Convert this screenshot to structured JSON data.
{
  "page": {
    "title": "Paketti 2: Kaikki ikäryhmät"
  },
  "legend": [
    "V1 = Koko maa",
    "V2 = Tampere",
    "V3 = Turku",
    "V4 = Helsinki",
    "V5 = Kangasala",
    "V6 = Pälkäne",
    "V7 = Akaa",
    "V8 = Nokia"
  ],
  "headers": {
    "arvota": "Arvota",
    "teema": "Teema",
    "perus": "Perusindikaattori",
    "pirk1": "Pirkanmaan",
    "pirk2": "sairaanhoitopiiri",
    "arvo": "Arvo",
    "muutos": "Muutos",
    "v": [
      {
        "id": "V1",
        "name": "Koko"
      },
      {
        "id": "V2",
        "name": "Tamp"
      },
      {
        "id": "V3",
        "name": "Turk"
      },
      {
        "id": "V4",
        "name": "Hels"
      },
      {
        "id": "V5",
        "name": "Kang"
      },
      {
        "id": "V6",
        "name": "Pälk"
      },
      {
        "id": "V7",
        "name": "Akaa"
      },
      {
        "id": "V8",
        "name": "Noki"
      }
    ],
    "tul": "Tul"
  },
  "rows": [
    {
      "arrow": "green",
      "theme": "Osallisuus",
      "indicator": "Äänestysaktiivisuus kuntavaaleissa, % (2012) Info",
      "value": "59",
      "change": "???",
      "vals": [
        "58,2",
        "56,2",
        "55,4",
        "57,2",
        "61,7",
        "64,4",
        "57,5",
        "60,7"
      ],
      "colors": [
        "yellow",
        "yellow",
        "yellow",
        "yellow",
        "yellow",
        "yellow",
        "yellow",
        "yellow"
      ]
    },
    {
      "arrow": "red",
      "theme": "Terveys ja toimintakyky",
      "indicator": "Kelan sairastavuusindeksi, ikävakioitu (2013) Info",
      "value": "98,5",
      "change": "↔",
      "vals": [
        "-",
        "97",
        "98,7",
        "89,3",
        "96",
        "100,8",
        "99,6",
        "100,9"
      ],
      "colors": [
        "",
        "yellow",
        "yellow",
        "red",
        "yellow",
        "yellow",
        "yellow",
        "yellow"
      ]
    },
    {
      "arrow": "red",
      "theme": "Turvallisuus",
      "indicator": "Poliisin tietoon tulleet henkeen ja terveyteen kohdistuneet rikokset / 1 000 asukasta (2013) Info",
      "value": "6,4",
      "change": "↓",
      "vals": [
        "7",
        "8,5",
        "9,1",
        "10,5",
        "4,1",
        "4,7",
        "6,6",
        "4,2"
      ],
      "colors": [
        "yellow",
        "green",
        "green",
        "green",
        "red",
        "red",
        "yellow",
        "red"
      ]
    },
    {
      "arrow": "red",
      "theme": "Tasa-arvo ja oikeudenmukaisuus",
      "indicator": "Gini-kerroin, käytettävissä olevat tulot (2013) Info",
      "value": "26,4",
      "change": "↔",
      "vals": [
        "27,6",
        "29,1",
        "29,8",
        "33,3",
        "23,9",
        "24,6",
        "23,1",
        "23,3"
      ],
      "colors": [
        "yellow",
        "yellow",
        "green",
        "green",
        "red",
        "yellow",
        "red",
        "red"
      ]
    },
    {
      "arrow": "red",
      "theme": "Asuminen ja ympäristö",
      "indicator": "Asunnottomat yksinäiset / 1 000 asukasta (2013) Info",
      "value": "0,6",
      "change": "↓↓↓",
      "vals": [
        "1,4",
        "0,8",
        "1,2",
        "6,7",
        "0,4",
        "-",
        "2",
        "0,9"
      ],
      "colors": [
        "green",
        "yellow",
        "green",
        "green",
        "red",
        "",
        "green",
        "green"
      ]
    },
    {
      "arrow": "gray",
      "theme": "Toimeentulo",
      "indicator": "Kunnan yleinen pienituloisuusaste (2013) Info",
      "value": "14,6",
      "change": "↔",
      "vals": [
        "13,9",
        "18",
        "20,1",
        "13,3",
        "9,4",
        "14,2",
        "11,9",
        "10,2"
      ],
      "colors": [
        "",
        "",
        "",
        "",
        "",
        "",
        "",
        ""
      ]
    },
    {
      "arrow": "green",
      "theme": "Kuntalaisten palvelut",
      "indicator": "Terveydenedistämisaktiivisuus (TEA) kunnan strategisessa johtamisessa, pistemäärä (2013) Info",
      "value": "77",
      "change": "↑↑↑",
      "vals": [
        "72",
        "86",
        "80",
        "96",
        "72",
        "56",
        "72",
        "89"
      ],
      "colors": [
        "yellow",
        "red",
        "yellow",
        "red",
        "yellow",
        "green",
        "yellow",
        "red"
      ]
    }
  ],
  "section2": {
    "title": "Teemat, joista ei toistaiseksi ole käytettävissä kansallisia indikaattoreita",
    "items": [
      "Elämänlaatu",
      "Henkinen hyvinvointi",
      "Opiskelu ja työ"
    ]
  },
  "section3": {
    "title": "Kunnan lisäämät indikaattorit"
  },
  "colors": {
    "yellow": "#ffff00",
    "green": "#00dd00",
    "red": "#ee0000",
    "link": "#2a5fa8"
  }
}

§ What to produce
Your task is to output the full set of records exactly as presented.

§ Written answer
Convert this screenshot to structured JSON data.
{
  "page": {
    "title": "Paketti 2: Kaikki ikäryhmät"
  },
  "legend": [
    "V1 = Koko maa",
    "V2 = Tampere",
    "V3 = Turku",
    "V4 = Helsinki",
    "V5 = Kangasala",
    "V6 = Pälkäne",
    "V7 = Akaa",
    "V8 = Nokia"
  ],
  "headers": {
    "arvota": "Arvota",
    "teema": "Teema",
    "perus": "Perusindikaattori",
    "pirk1": "Pirkanmaan",
    "pirk2": "sairaanhoitopiiri",
    "arvo": "Arvo",
    "muutos": "Muutos",
    "v": [
      {
        "id": "V1",
        "name": "Koko"
      },
      {
        "id": "V2",
        "name": "Tamp"
      },
      {
        "id": "V3",
        "name": "Turk"
      },
      {
        "id": "V4",
        "name": "Hels"
      },
      {
        "id": "V5",
        "name": "Kang"
      },
      {
        "id": "V6",
        "name": "Pälk"
      },
      {
        "id": "V7",
        "name": "Akaa"
      },
      {
        "id": "V8",
        "name": "Noki"
      }
    ],
    "tul": "Tul"
  },
  "rows": [
    {
      "arrow": "green",
      "theme": "Osallisuus",
      "indicator": "Äänestysaktiivisuus kuntavaaleissa, % (2012) Info",
      "value": "59",
      "change": "???",
      "vals": [
        "58,2",
        "56,2",
        "55,4",
        "57,2",
        "61,7",
        "64,4",
        "57,5",
        "60,7"
      ],
      "colors": [
        "yellow",
        "yellow",
        "yellow",
        "yellow",
        "yellow",
        "yellow",
        "yellow",
        "yellow"
      ]
    },
    {
      "arrow": "red",
      "theme": "Terveys ja toimintakyky",
      "indicator": "Kelan sairastavuusindeksi, ikävakioitu (2013) Info",
      "value": "98,5",
      "change": "↔",
      "vals": [
        "-",
        "97",
        "98,7",
        "89,3",
        "96",
        "100,8",
        "99,6",
        "100,9"
      ],
      "colors": [
        "",
        "yellow",
        "yellow",
        "red",
        "yellow",
        "yellow",
        "yellow",
        "yellow"
      ]
    },
    {
      "arrow": "red",
      "theme": "Turvallisuus",
      "indicator": "Poliisin tietoon tulleet henkeen ja terveyteen kohdistuneet rikokset / 1 000 asukasta (2013) Info",
      "value": "6,4",
      "change": "↓",
      "vals": [
        "7",
        "8,5",
        "9,1",
        "10,5",
        "4,1",
        "4,7",
        "6,6",
        "4,2"
      ],
      "colors": [
        "yellow",
        "green",
        "green",
        "green",
        "red",
        "red",
        "yellow",
        "red"
      ]
    },
    {
      "arrow": "red",
      "theme": "Tasa-arvo ja oikeudenmukaisuus",
      "indicator": "Gini-kerroin, käytettävissä olevat tulot (2013) Info",
      "value": "26,4",
      "change": "↔",
      "vals": [
        "27,6",
        "29,1",
        "29,8",
        "33,3",
        "23,9",
        "24,6",
        "23,1",
        "23,3"
      ],
      "colors": [
        "yellow",
        "yellow",
        "green",
        "green",
        "red",
        "yellow",
        "red",
        "red"
      ]
    },
    {
      "arrow": "red",
      "theme": "Asuminen ja ympäristö",
      "indicator": "Asunnottomat yksinäiset / 1 000 asukasta (2013) Info",
      "value": "0,6",
      "change": "↓↓↓",
      "vals": [
        "1,4",
        "0,8",
        "1,2",
        "6,7",
        "0,4",
        "-",
        "2",
        "0,9"
      ],
      "colors": [
        "green",
        "yellow",
        "green",
        "green",
        "red",
        "",
        "green",
        "green"
      ]
    },
    {
      "arrow": "gray",
      "theme": "Toimeentulo",
      "indicator": "Kunnan yleinen pienituloisuusaste (2013) Info",
      "value": "14,6",
      "change": "↔",
      "vals": [
        "13,9",
        "18",
        "20,1",
        "13,3",
        "9,4",
        "14,2",
        "11,9",
        "10,2"
      ],
      "colors": [
        "",
        "",
        "",
        "",
        "",
        "",
        "",
        ""
      ]
    },
    {
      "arrow": "green",
      "theme": "Kuntalaisten palvelut",
      "indicator": "Terveydenedistämisaktiivisuus (TEA) kunnan strategisessa johtamisessa, pistemäärä (2013) Info",
      "value": "77",
      "change": "↑↑↑",
      "vals": [
        "72",
        "86",
        "80",
        "96",
        "72",
        "56",
        "72",
        "89"
      ],
      "colors": [
        "yellow",
        "red",
        "yellow",
        "red",
        "yellow",
        "green",
        "yellow",
        "red"
      ]
    }
  ],
  "section2": {
    "title": "Teemat, joista ei toistaiseksi ole käytettävissä kansallisia indikaattoreita",
    "items": [
      "Elämänlaatu",
      "Henkinen hyvinvointi",
      "Opiskelu ja työ"
    ]
  },
  "section3": {
    "title": "Kunnan lisäämät indikaattorit"
  },
  "colors": {
    "yellow": "#ffff00",
    "green": "#00dd00",
    "red": "#ee0000",
    "link": "#2a5fa8"
  }
}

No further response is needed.